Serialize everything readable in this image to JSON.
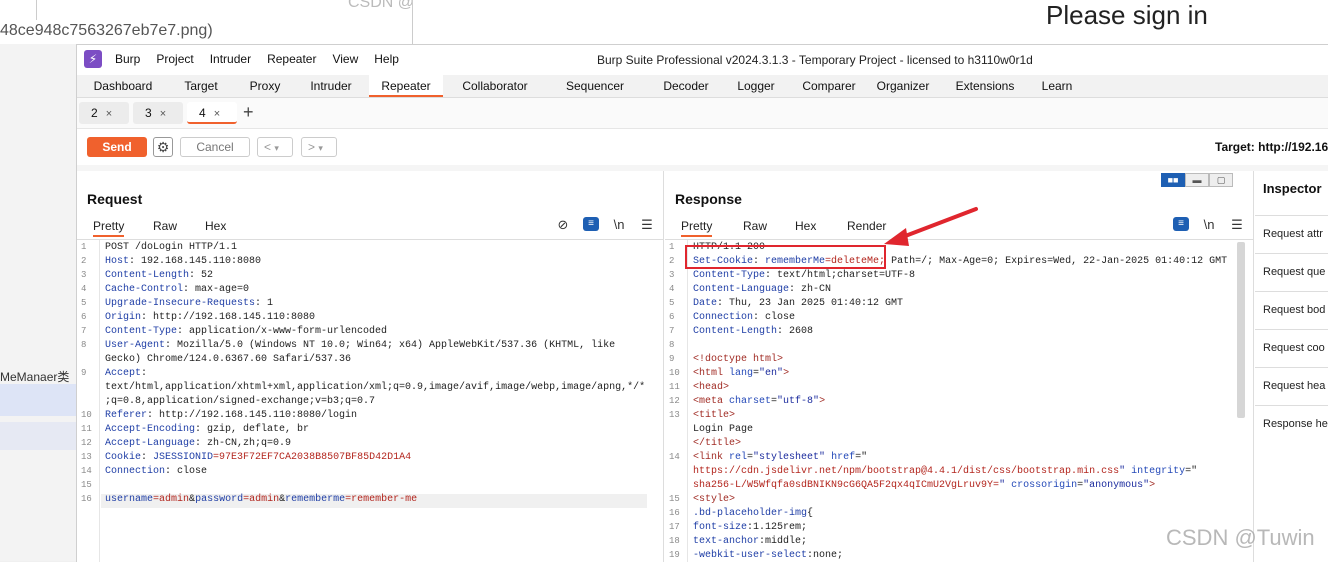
{
  "background": {
    "filename": "48ce948c7563267eb7e7.png)",
    "csdn_top": "CSDN @",
    "signin": "Please sign in",
    "manager_text": "MeManaer类"
  },
  "app": {
    "title": "Burp Suite Professional v2024.3.1.3 - Temporary Project - licensed to h3110w0r1d",
    "menu": [
      "Burp",
      "Project",
      "Intruder",
      "Repeater",
      "View",
      "Help"
    ]
  },
  "main_tabs": [
    "Dashboard",
    "Target",
    "Proxy",
    "Intruder",
    "Repeater",
    "Collaborator",
    "Sequencer",
    "Decoder",
    "Logger",
    "Comparer",
    "Organizer",
    "Extensions",
    "Learn"
  ],
  "main_tab_active": "Repeater",
  "repeater_tabs": [
    {
      "label": "2",
      "close": "×"
    },
    {
      "label": "3",
      "close": "×"
    },
    {
      "label": "4",
      "close": "×"
    }
  ],
  "repeater_tab_plus": "+",
  "toolbar": {
    "send": "Send",
    "cancel": "Cancel",
    "back": "<",
    "forward": ">",
    "dropdown": "▾",
    "target": "Target: http://192.16"
  },
  "request": {
    "title": "Request",
    "tabs": [
      "Pretty",
      "Raw",
      "Hex"
    ],
    "newline_icon": "\\n",
    "lines": [
      {
        "n": "1",
        "parts": [
          [
            "v",
            "POST /doLogin HTTP/1.1"
          ]
        ]
      },
      {
        "n": "2",
        "parts": [
          [
            "k",
            "Host"
          ],
          [
            "v",
            ": 192.168.145.110:8080"
          ]
        ]
      },
      {
        "n": "3",
        "parts": [
          [
            "k",
            "Content-Length"
          ],
          [
            "v",
            ": 52"
          ]
        ]
      },
      {
        "n": "4",
        "parts": [
          [
            "k",
            "Cache-Control"
          ],
          [
            "v",
            ": max-age=0"
          ]
        ]
      },
      {
        "n": "5",
        "parts": [
          [
            "k",
            "Upgrade-Insecure-Requests"
          ],
          [
            "v",
            ": 1"
          ]
        ]
      },
      {
        "n": "6",
        "parts": [
          [
            "k",
            "Origin"
          ],
          [
            "v",
            ": http://192.168.145.110:8080"
          ]
        ]
      },
      {
        "n": "7",
        "parts": [
          [
            "k",
            "Content-Type"
          ],
          [
            "v",
            ": application/x-www-form-urlencoded"
          ]
        ]
      },
      {
        "n": "8",
        "parts": [
          [
            "k",
            "User-Agent"
          ],
          [
            "v",
            ": Mozilla/5.0 (Windows NT 10.0; Win64; x64) AppleWebKit/537.36 (KHTML, like"
          ]
        ]
      },
      {
        "n": "",
        "parts": [
          [
            "v",
            "Gecko) Chrome/124.0.6367.60 Safari/537.36"
          ]
        ]
      },
      {
        "n": "9",
        "parts": [
          [
            "k",
            "Accept"
          ],
          [
            "v",
            ":"
          ]
        ]
      },
      {
        "n": "",
        "parts": [
          [
            "v",
            "text/html,application/xhtml+xml,application/xml;q=0.9,image/avif,image/webp,image/apng,*/*"
          ]
        ]
      },
      {
        "n": "",
        "parts": [
          [
            "v",
            ";q=0.8,application/signed-exchange;v=b3;q=0.7"
          ]
        ]
      },
      {
        "n": "10",
        "parts": [
          [
            "k",
            "Referer"
          ],
          [
            "v",
            ": http://192.168.145.110:8080/login"
          ]
        ]
      },
      {
        "n": "11",
        "parts": [
          [
            "k",
            "Accept-Encoding"
          ],
          [
            "v",
            ": gzip, deflate, br"
          ]
        ]
      },
      {
        "n": "12",
        "parts": [
          [
            "k",
            "Accept-Language"
          ],
          [
            "v",
            ": zh-CN,zh;q=0.9"
          ]
        ]
      },
      {
        "n": "13",
        "parts": [
          [
            "k",
            "Cookie"
          ],
          [
            "v",
            ": "
          ],
          [
            "k",
            "JSESSIONID"
          ],
          [
            "red",
            "=97E3F72EF7CA2038B8507BF85D42D1A4"
          ]
        ]
      },
      {
        "n": "14",
        "parts": [
          [
            "k",
            "Connection"
          ],
          [
            "v",
            ": close"
          ]
        ]
      },
      {
        "n": "15",
        "parts": []
      },
      {
        "n": "16",
        "parts": [
          [
            "k",
            "username"
          ],
          [
            "red",
            "="
          ],
          [
            "red",
            "admin"
          ],
          [
            "v",
            "&"
          ],
          [
            "k",
            "password"
          ],
          [
            "red",
            "="
          ],
          [
            "red",
            "admin"
          ],
          [
            "v",
            "&"
          ],
          [
            "k",
            "rememberme"
          ],
          [
            "red",
            "="
          ],
          [
            "red",
            "remember-me"
          ]
        ]
      }
    ]
  },
  "response": {
    "title": "Response",
    "tabs": [
      "Pretty",
      "Raw",
      "Hex",
      "Render"
    ],
    "newline_icon": "\\n",
    "lines": [
      {
        "n": "1",
        "parts": [
          [
            "v",
            "HTTP/1.1 200"
          ]
        ]
      },
      {
        "n": "2",
        "parts": [
          [
            "k",
            "Set-Cookie"
          ],
          [
            "v",
            ": "
          ],
          [
            "k",
            "rememberMe"
          ],
          [
            "red",
            "=deleteMe;"
          ],
          [
            "v",
            " Path=/; Max-Age=0; Expires=Wed, 22-Jan-2025 01:40:12 GMT"
          ]
        ]
      },
      {
        "n": "3",
        "parts": [
          [
            "k",
            "Content-Type"
          ],
          [
            "v",
            ": text/html;charset=UTF-8"
          ]
        ]
      },
      {
        "n": "4",
        "parts": [
          [
            "k",
            "Content-Language"
          ],
          [
            "v",
            ": zh-CN"
          ]
        ]
      },
      {
        "n": "5",
        "parts": [
          [
            "k",
            "Date"
          ],
          [
            "v",
            ": Thu, 23 Jan 2025 01:40:12 GMT"
          ]
        ]
      },
      {
        "n": "6",
        "parts": [
          [
            "k",
            "Connection"
          ],
          [
            "v",
            ": close"
          ]
        ]
      },
      {
        "n": "7",
        "parts": [
          [
            "k",
            "Content-Length"
          ],
          [
            "v",
            ": 2608"
          ]
        ]
      },
      {
        "n": "8",
        "parts": []
      },
      {
        "n": "9",
        "parts": [
          [
            "tag",
            "<!doctype html>"
          ]
        ]
      },
      {
        "n": "10",
        "parts": [
          [
            "tag",
            "<html "
          ],
          [
            "attr",
            "lang"
          ],
          [
            "v",
            "="
          ],
          [
            "str",
            "\"en\""
          ],
          [
            "tag",
            ">"
          ]
        ]
      },
      {
        "n": "11",
        "parts": [
          [
            "v",
            "  "
          ],
          [
            "tag",
            "<head>"
          ]
        ]
      },
      {
        "n": "12",
        "parts": [
          [
            "v",
            "    "
          ],
          [
            "tag",
            "<meta "
          ],
          [
            "attr",
            "charset"
          ],
          [
            "v",
            "="
          ],
          [
            "str",
            "\"utf-8\""
          ],
          [
            "tag",
            ">"
          ]
        ]
      },
      {
        "n": "13",
        "parts": [
          [
            "v",
            "    "
          ],
          [
            "tag",
            "<title>"
          ]
        ]
      },
      {
        "n": "",
        "parts": [
          [
            "v",
            "      Login Page"
          ]
        ]
      },
      {
        "n": "",
        "parts": [
          [
            "v",
            "    "
          ],
          [
            "tag",
            "</title>"
          ]
        ]
      },
      {
        "n": "14",
        "parts": [
          [
            "v",
            "    "
          ],
          [
            "tag",
            "<link "
          ],
          [
            "attr",
            "rel"
          ],
          [
            "v",
            "="
          ],
          [
            "str",
            "\"stylesheet\""
          ],
          [
            "attr",
            " href"
          ],
          [
            "v",
            "=\""
          ]
        ]
      },
      {
        "n": "",
        "parts": [
          [
            "red",
            "    https://cdn.jsdelivr.net/npm/bootstrap@4.4.1/dist/css/bootstrap.min.css"
          ],
          [
            "str",
            "\""
          ],
          [
            "attr",
            " integrity"
          ],
          [
            "v",
            "=\""
          ]
        ]
      },
      {
        "n": "",
        "parts": [
          [
            "red",
            "    sha256-L/W5Wfqfa0sdBNIKN9cG6QA5F2qx4qICmU2VgLruv9Y="
          ],
          [
            "str",
            "\""
          ],
          [
            "attr",
            " crossorigin"
          ],
          [
            "v",
            "="
          ],
          [
            "str",
            "\"anonymous\""
          ],
          [
            "tag",
            ">"
          ]
        ]
      },
      {
        "n": "15",
        "parts": [
          [
            "v",
            "    "
          ],
          [
            "tag",
            "<style>"
          ]
        ]
      },
      {
        "n": "16",
        "parts": [
          [
            "v",
            "      "
          ],
          [
            "k",
            ".bd-placeholder-img"
          ],
          [
            "v",
            "{"
          ]
        ]
      },
      {
        "n": "17",
        "parts": [
          [
            "v",
            "        "
          ],
          [
            "k",
            "font-size"
          ],
          [
            "v",
            ":1.125rem;"
          ]
        ]
      },
      {
        "n": "18",
        "parts": [
          [
            "v",
            "        "
          ],
          [
            "k",
            "text-anchor"
          ],
          [
            "v",
            ":middle;"
          ]
        ]
      },
      {
        "n": "19",
        "parts": [
          [
            "v",
            "        "
          ],
          [
            "k",
            "-webkit-user-select"
          ],
          [
            "v",
            ":none;"
          ]
        ]
      }
    ]
  },
  "inspector": {
    "title": "Inspector",
    "items": [
      "Request attr",
      "Request que",
      "Request bod",
      "Request coo",
      "Request hea",
      "Response he"
    ]
  },
  "watermark": "CSDN @Tuwin",
  "colors": {
    "accent": "#f0612d",
    "annotation": "#e0262e",
    "header_key": "#1f3ea6",
    "value_red": "#b3261e",
    "toggle_blue": "#1e5fb3"
  }
}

—————

*Goal:* Copy each line from the records above that includes the string "image".

*Solution:*
Serialize everything readable in this image to JSON.
            "text/html,application/xhtml+xml,application/xml;q=0.9,image/avif,image/webp,image/apng,*/*"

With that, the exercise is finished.